-- Start of SUPPLIED RECORDS --
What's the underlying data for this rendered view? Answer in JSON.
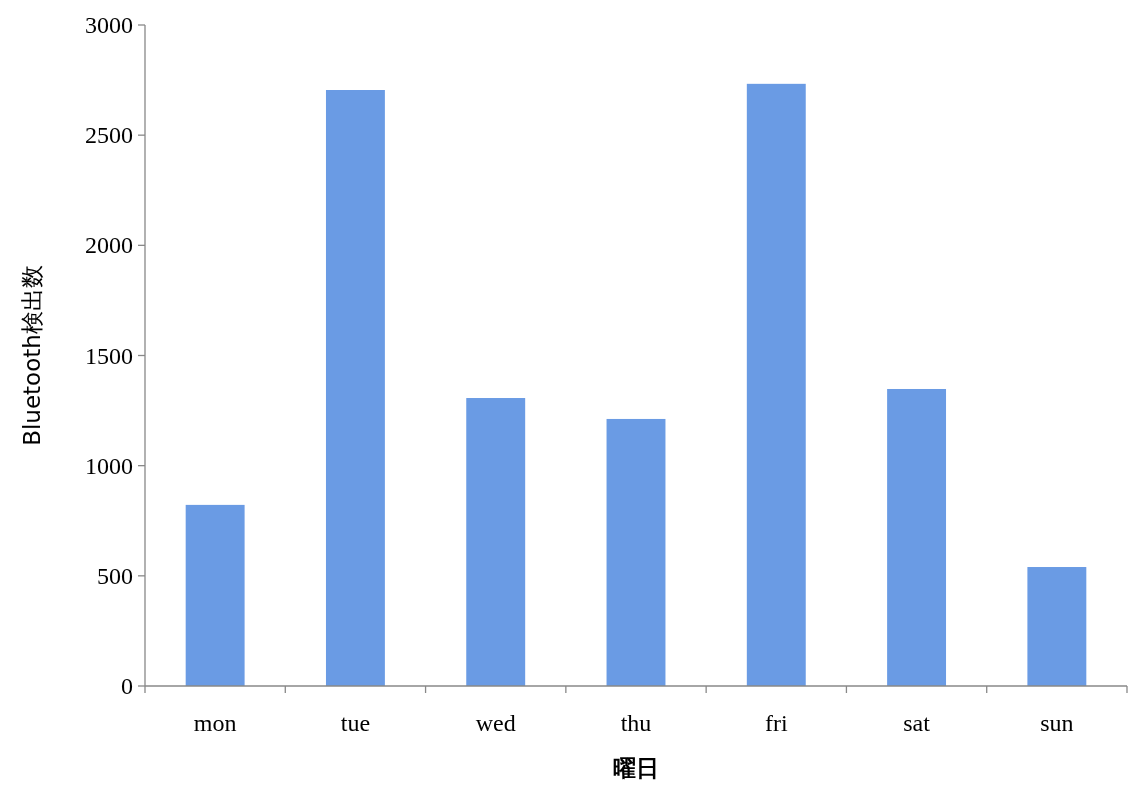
{
  "chart_data": {
    "type": "bar",
    "xlabel": "曜日",
    "ylabel": "Bluetooth検出数",
    "categories": [
      "mon",
      "tue",
      "wed",
      "thu",
      "fri",
      "sat",
      "sun"
    ],
    "values": [
      822,
      2705,
      1307,
      1212,
      2733,
      1348,
      540
    ],
    "color": "#6a9be4",
    "ylim": [
      0,
      3000
    ],
    "yticks": [
      0,
      500,
      1000,
      1500,
      2000,
      2500,
      3000
    ],
    "grid": false
  }
}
-- End of SUPPLIED RECORDS --
_BRIEF_
Without the pictures, write out the whole listing above exactly as it appears.

_ANSWER IN FULL_
What's the underlying data for this rendered view? Answer in JSON.
{
  "chart_data": {
    "type": "bar",
    "xlabel": "曜日",
    "ylabel": "Bluetooth検出数",
    "categories": [
      "mon",
      "tue",
      "wed",
      "thu",
      "fri",
      "sat",
      "sun"
    ],
    "values": [
      822,
      2705,
      1307,
      1212,
      2733,
      1348,
      540
    ],
    "color": "#6a9be4",
    "ylim": [
      0,
      3000
    ],
    "yticks": [
      0,
      500,
      1000,
      1500,
      2000,
      2500,
      3000
    ],
    "grid": false
  }
}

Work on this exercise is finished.